═══ DATASET EXCERPTS
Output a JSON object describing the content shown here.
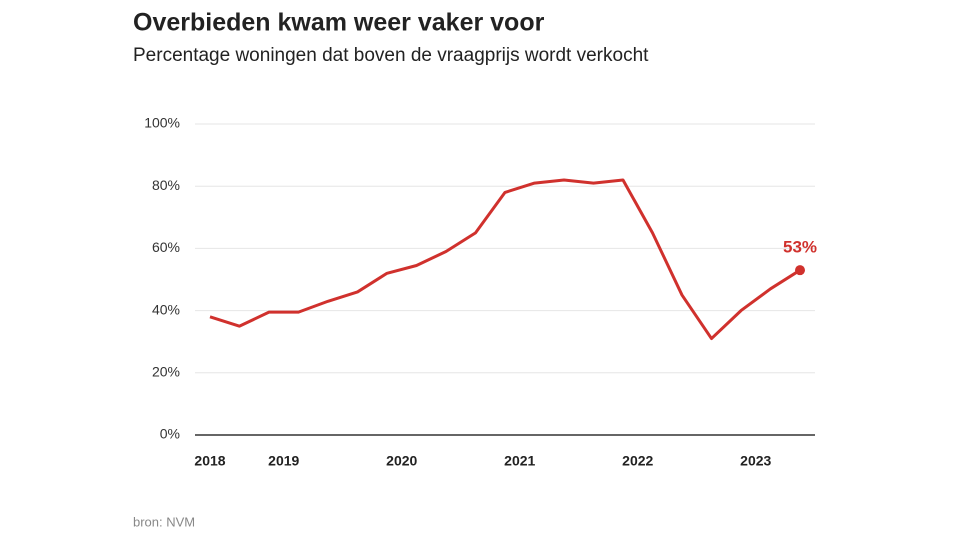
{
  "chart_data": {
    "type": "line",
    "title": "Overbieden kwam weer vaker voor",
    "subtitle": "Percentage woningen dat boven de vraagprijs wordt verkocht",
    "source": "bron: NVM",
    "categories": [
      "2018",
      null,
      "2019",
      null,
      null,
      null,
      "2020",
      null,
      null,
      null,
      "2021",
      null,
      null,
      null,
      "2022",
      null,
      null,
      null,
      "2023",
      null,
      null
    ],
    "series": [
      {
        "name": "Overbieden",
        "color": "#d0312d",
        "values": [
          38,
          35,
          39.5,
          39.5,
          43,
          46,
          52,
          54.5,
          59,
          65,
          78,
          81,
          82,
          81,
          82,
          65,
          45,
          31,
          40,
          47,
          53
        ],
        "value_labels": [
          null,
          null,
          null,
          null,
          null,
          null,
          null,
          null,
          null,
          null,
          null,
          null,
          null,
          null,
          null,
          null,
          null,
          null,
          null,
          null,
          "53%"
        ]
      }
    ],
    "ylim": [
      0,
      100
    ],
    "yticks": [
      {
        "value": 0,
        "label": "0%"
      },
      {
        "value": 20,
        "label": "20%"
      },
      {
        "value": 40,
        "label": "40%"
      },
      {
        "value": 60,
        "label": "60%"
      },
      {
        "value": 80,
        "label": "80%"
      },
      {
        "value": 100,
        "label": "100%"
      }
    ],
    "grid": true
  }
}
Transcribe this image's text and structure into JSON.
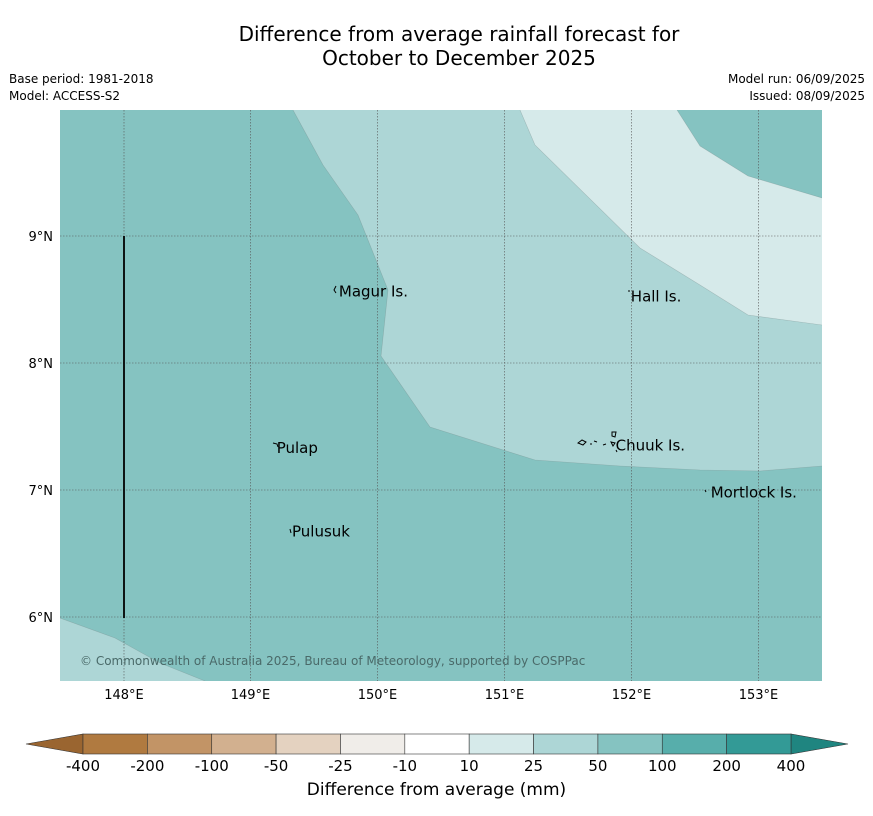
{
  "title_line1": "Difference from average rainfall forecast for",
  "title_line2": "October to December 2025",
  "base_period": "Base period: 1981-2018",
  "model": "Model: ACCESS-S2",
  "model_run": "Model run: 06/09/2025",
  "issued": "Issued: 08/09/2025",
  "copyright": "© Commonwealth of Australia 2025, Bureau of Meteorology, supported by COSPPac",
  "axes": {
    "lon_ticks": [
      "148°E",
      "149°E",
      "150°E",
      "151°E",
      "152°E",
      "153°E"
    ],
    "lat_ticks": [
      "9°N",
      "8°N",
      "7°N",
      "6°N"
    ]
  },
  "places": [
    {
      "name": "Magur Is.",
      "lon": 149.67,
      "lat": 8.57
    },
    {
      "name": "Hall Is.",
      "lon": 151.97,
      "lat": 8.53
    },
    {
      "name": "Pulap",
      "lon": 149.18,
      "lat": 7.34
    },
    {
      "name": "Chuuk Is.",
      "lon": 151.85,
      "lat": 7.36
    },
    {
      "name": "Mortlock Is.",
      "lon": 152.6,
      "lat": 6.99
    },
    {
      "name": "Pulusuk",
      "lon": 149.3,
      "lat": 6.68
    }
  ],
  "colorbar": {
    "title": "Difference from average (mm)",
    "labels": [
      "-400",
      "-200",
      "-100",
      "-50",
      "-25",
      "-10",
      "10",
      "25",
      "50",
      "100",
      "200",
      "400"
    ],
    "colors": [
      "#b07a40",
      "#c29466",
      "#d2b08f",
      "#e4d2c0",
      "#f0ede9",
      "#ffffff",
      "#d6eaea",
      "#add6d6",
      "#85c3c1",
      "#57aeab",
      "#339a96"
    ],
    "under_color": "#9a6530",
    "over_color": "#1f8580"
  }
}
══════
TO BE DONE:
Reproduce every record above exactly, omitting the pictures.

FINAL ANSWER:
Output a JSON object describing the content shown here.
{
  "chart_data": {
    "type": "line",
    "title": "Overbieden kwam weer vaker voor",
    "subtitle": "Percentage woningen dat boven de vraagprijs wordt verkocht",
    "source": "bron: NVM",
    "categories": [
      "2018",
      null,
      "2019",
      null,
      null,
      null,
      "2020",
      null,
      null,
      null,
      "2021",
      null,
      null,
      null,
      "2022",
      null,
      null,
      null,
      "2023",
      null,
      null
    ],
    "series": [
      {
        "name": "Overbieden",
        "color": "#d0312d",
        "values": [
          38,
          35,
          39.5,
          39.5,
          43,
          46,
          52,
          54.5,
          59,
          65,
          78,
          81,
          82,
          81,
          82,
          65,
          45,
          31,
          40,
          47,
          53
        ],
        "value_labels": [
          null,
          null,
          null,
          null,
          null,
          null,
          null,
          null,
          null,
          null,
          null,
          null,
          null,
          null,
          null,
          null,
          null,
          null,
          null,
          null,
          "53%"
        ]
      }
    ],
    "ylim": [
      0,
      100
    ],
    "yticks": [
      {
        "value": 0,
        "label": "0%"
      },
      {
        "value": 20,
        "label": "20%"
      },
      {
        "value": 40,
        "label": "40%"
      },
      {
        "value": 60,
        "label": "60%"
      },
      {
        "value": 80,
        "label": "80%"
      },
      {
        "value": 100,
        "label": "100%"
      }
    ],
    "grid": true
  }
}
Transcribe this image's text and structure into JSON.
{
  "title_line1": "Difference from average rainfall forecast for",
  "title_line2": "October to December 2025",
  "base_period": "Base period: 1981-2018",
  "model": "Model: ACCESS-S2",
  "model_run": "Model run: 06/09/2025",
  "issued": "Issued: 08/09/2025",
  "copyright": "© Commonwealth of Australia 2025, Bureau of Meteorology, supported by COSPPac",
  "axes": {
    "lon_ticks": [
      "148°E",
      "149°E",
      "150°E",
      "151°E",
      "152°E",
      "153°E"
    ],
    "lat_ticks": [
      "9°N",
      "8°N",
      "7°N",
      "6°N"
    ]
  },
  "places": [
    {
      "name": "Magur Is.",
      "lon": 149.67,
      "lat": 8.57
    },
    {
      "name": "Hall Is.",
      "lon": 151.97,
      "lat": 8.53
    },
    {
      "name": "Pulap",
      "lon": 149.18,
      "lat": 7.34
    },
    {
      "name": "Chuuk Is.",
      "lon": 151.85,
      "lat": 7.36
    },
    {
      "name": "Mortlock Is.",
      "lon": 152.6,
      "lat": 6.99
    },
    {
      "name": "Pulusuk",
      "lon": 149.3,
      "lat": 6.68
    }
  ],
  "colorbar": {
    "title": "Difference from average (mm)",
    "labels": [
      "-400",
      "-200",
      "-100",
      "-50",
      "-25",
      "-10",
      "10",
      "25",
      "50",
      "100",
      "200",
      "400"
    ],
    "colors": [
      "#b07a40",
      "#c29466",
      "#d2b08f",
      "#e4d2c0",
      "#f0ede9",
      "#ffffff",
      "#d6eaea",
      "#add6d6",
      "#85c3c1",
      "#57aeab",
      "#339a96"
    ],
    "under_color": "#9a6530",
    "over_color": "#1f8580"
  }
}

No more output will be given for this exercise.